#### Problem
Restate the listing below word for word, omitting any images.

#### Records for this exercise

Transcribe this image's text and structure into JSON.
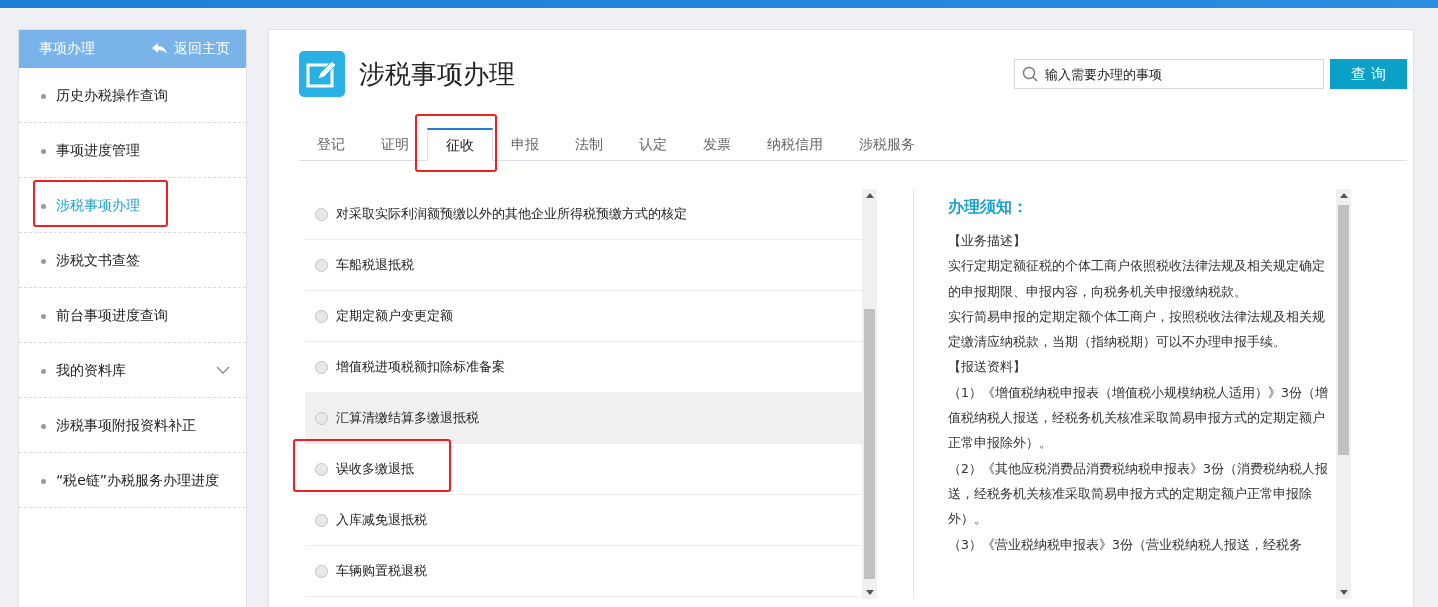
{
  "sidebar": {
    "title": "事项办理",
    "back_link": "返回主页",
    "items": [
      {
        "label": "历史办税操作查询",
        "selected": false,
        "highlighted": false
      },
      {
        "label": "事项进度管理",
        "selected": false,
        "highlighted": false
      },
      {
        "label": "涉税事项办理",
        "selected": true,
        "highlighted": true
      },
      {
        "label": "涉税文书查签",
        "selected": false,
        "highlighted": false
      },
      {
        "label": "前台事项进度查询",
        "selected": false,
        "highlighted": false
      },
      {
        "label": "我的资料库",
        "selected": false,
        "highlighted": false,
        "expandable": true
      },
      {
        "label": "涉税事项附报资料补正",
        "selected": false,
        "highlighted": false
      },
      {
        "label": "“税e链”办税服务办理进度",
        "selected": false,
        "highlighted": false
      }
    ]
  },
  "page_title": "涉税事项办理",
  "search": {
    "placeholder": "输入需要办理的事项",
    "button": "查 询"
  },
  "tabs": [
    {
      "label": "登记",
      "selected": false,
      "highlighted": false
    },
    {
      "label": "证明",
      "selected": false,
      "highlighted": false
    },
    {
      "label": "征收",
      "selected": true,
      "highlighted": true
    },
    {
      "label": "申报",
      "selected": false,
      "highlighted": false
    },
    {
      "label": "法制",
      "selected": false,
      "highlighted": false
    },
    {
      "label": "认定",
      "selected": false,
      "highlighted": false
    },
    {
      "label": "发票",
      "selected": false,
      "highlighted": false
    },
    {
      "label": "纳税信用",
      "selected": false,
      "highlighted": false
    },
    {
      "label": "涉税服务",
      "selected": false,
      "highlighted": false
    }
  ],
  "matters": [
    {
      "label": "对采取实际利润额预缴以外的其他企业所得税预缴方式的核定",
      "selected": false,
      "hovered": false,
      "highlighted": false
    },
    {
      "label": "车船税退抵税",
      "selected": false,
      "hovered": false,
      "highlighted": false
    },
    {
      "label": "定期定额户变更定额",
      "selected": false,
      "hovered": false,
      "highlighted": false
    },
    {
      "label": "增值税进项税额扣除标准备案",
      "selected": false,
      "hovered": false,
      "highlighted": false
    },
    {
      "label": "汇算清缴结算多缴退抵税",
      "selected": false,
      "hovered": true,
      "highlighted": false
    },
    {
      "label": "误收多缴退抵",
      "selected": false,
      "hovered": false,
      "highlighted": true
    },
    {
      "label": "入库减免退抵税",
      "selected": false,
      "hovered": false,
      "highlighted": false
    },
    {
      "label": "车辆购置税退税",
      "selected": false,
      "hovered": false,
      "highlighted": false
    }
  ],
  "notice": {
    "title": "办理须知：",
    "paragraphs": [
      "【业务描述】",
      "实行定期定额征税的个体工商户依照税收法律法规及相关规定确定的申报期限、申报内容，向税务机关申报缴纳税款。",
      "实行简易申报的定期定额个体工商户，按照税收法律法规及相关规定缴清应纳税款，当期（指纳税期）可以不办理申报手续。",
      "【报送资料】",
      "（1）《增值税纳税申报表（增值税小规模纳税人适用）》3份（增值税纳税人报送，经税务机关核准采取简易申报方式的定期定额户正常申报除外）。",
      "（2）《其他应税消费品消费税纳税申报表》3份（消费税纳税人报送，经税务机关核准采取简易申报方式的定期定额户正常申报除外）。",
      "（3）《营业税纳税申报表》3份（营业税纳税人报送，经税务"
    ]
  }
}
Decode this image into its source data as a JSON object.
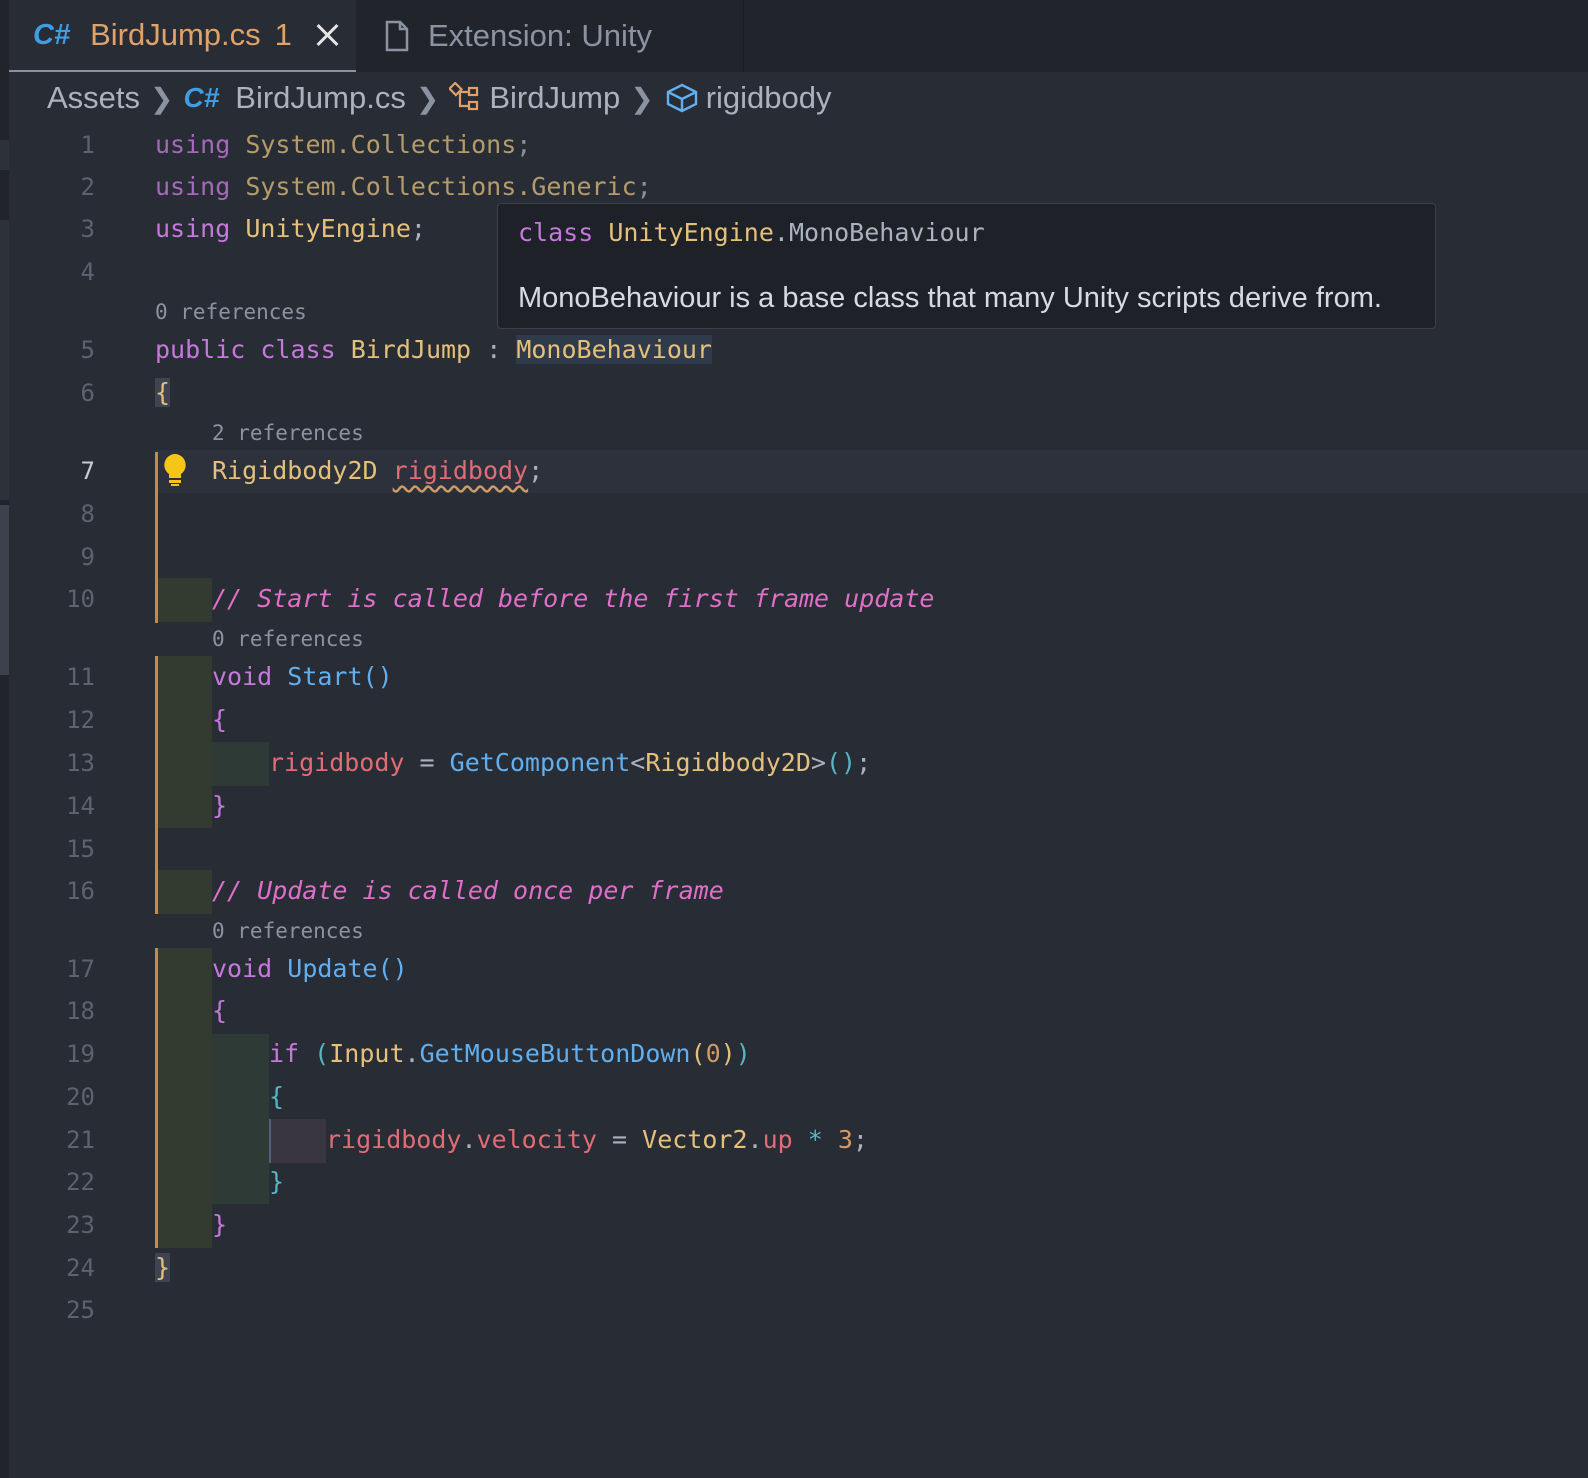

#### Written response
Transcribe this image's text and structure into JSON.
{
  "sidebar": {
    "title": "事项办理",
    "back_link": "返回主页",
    "items": [
      {
        "label": "历史办税操作查询",
        "selected": false,
        "highlighted": false
      },
      {
        "label": "事项进度管理",
        "selected": false,
        "highlighted": false
      },
      {
        "label": "涉税事项办理",
        "selected": true,
        "highlighted": true
      },
      {
        "label": "涉税文书查签",
        "selected": false,
        "highlighted": false
      },
      {
        "label": "前台事项进度查询",
        "selected": false,
        "highlighted": false
      },
      {
        "label": "我的资料库",
        "selected": false,
        "highlighted": false,
        "expandable": true
      },
      {
        "label": "涉税事项附报资料补正",
        "selected": false,
        "highlighted": false
      },
      {
        "label": "“税e链”办税服务办理进度",
        "selected": false,
        "highlighted": false
      }
    ]
  },
  "page_title": "涉税事项办理",
  "search": {
    "placeholder": "输入需要办理的事项",
    "button": "查 询"
  },
  "tabs": [
    {
      "label": "登记",
      "selected": false,
      "highlighted": false
    },
    {
      "label": "证明",
      "selected": false,
      "highlighted": false
    },
    {
      "label": "征收",
      "selected": true,
      "highlighted": true
    },
    {
      "label": "申报",
      "selected": false,
      "highlighted": false
    },
    {
      "label": "法制",
      "selected": false,
      "highlighted": false
    },
    {
      "label": "认定",
      "selected": false,
      "highlighted": false
    },
    {
      "label": "发票",
      "selected": false,
      "highlighted": false
    },
    {
      "label": "纳税信用",
      "selected": false,
      "highlighted": false
    },
    {
      "label": "涉税服务",
      "selected": false,
      "highlighted": false
    }
  ],
  "matters": [
    {
      "label": "对采取实际利润额预缴以外的其他企业所得税预缴方式的核定",
      "selected": false,
      "hovered": false,
      "highlighted": false
    },
    {
      "label": "车船税退抵税",
      "selected": false,
      "hovered": false,
      "highlighted": false
    },
    {
      "label": "定期定额户变更定额",
      "selected": false,
      "hovered": false,
      "highlighted": false
    },
    {
      "label": "增值税进项税额扣除标准备案",
      "selected": false,
      "hovered": false,
      "highlighted": false
    },
    {
      "label": "汇算清缴结算多缴退抵税",
      "selected": false,
      "hovered": true,
      "highlighted": false
    },
    {
      "label": "误收多缴退抵",
      "selected": false,
      "hovered": false,
      "highlighted": true
    },
    {
      "label": "入库减免退抵税",
      "selected": false,
      "hovered": false,
      "highlighted": false
    },
    {
      "label": "车辆购置税退税",
      "selected": false,
      "hovered": false,
      "highlighted": false
    }
  ],
  "notice": {
    "title": "办理须知：",
    "paragraphs": [
      "【业务描述】",
      "实行定期定额征税的个体工商户依照税收法律法规及相关规定确定的申报期限、申报内容，向税务机关申报缴纳税款。",
      "实行简易申报的定期定额个体工商户，按照税收法律法规及相关规定缴清应纳税款，当期（指纳税期）可以不办理申报手续。",
      "【报送资料】",
      "（1）《增值税纳税申报表（增值税小规模纳税人适用）》3份（增值税纳税人报送，经税务机关核准采取简易申报方式的定期定额户正常申报除外）。",
      "（2）《其他应税消费品消费税纳税申报表》3份（消费税纳税人报送，经税务机关核准采取简易申报方式的定期定额户正常申报除外）。",
      "（3）《营业税纳税申报表》3份（营业税纳税人报送，经税务"
    ]
  }
}
Decode this image into its source data as a JSON object.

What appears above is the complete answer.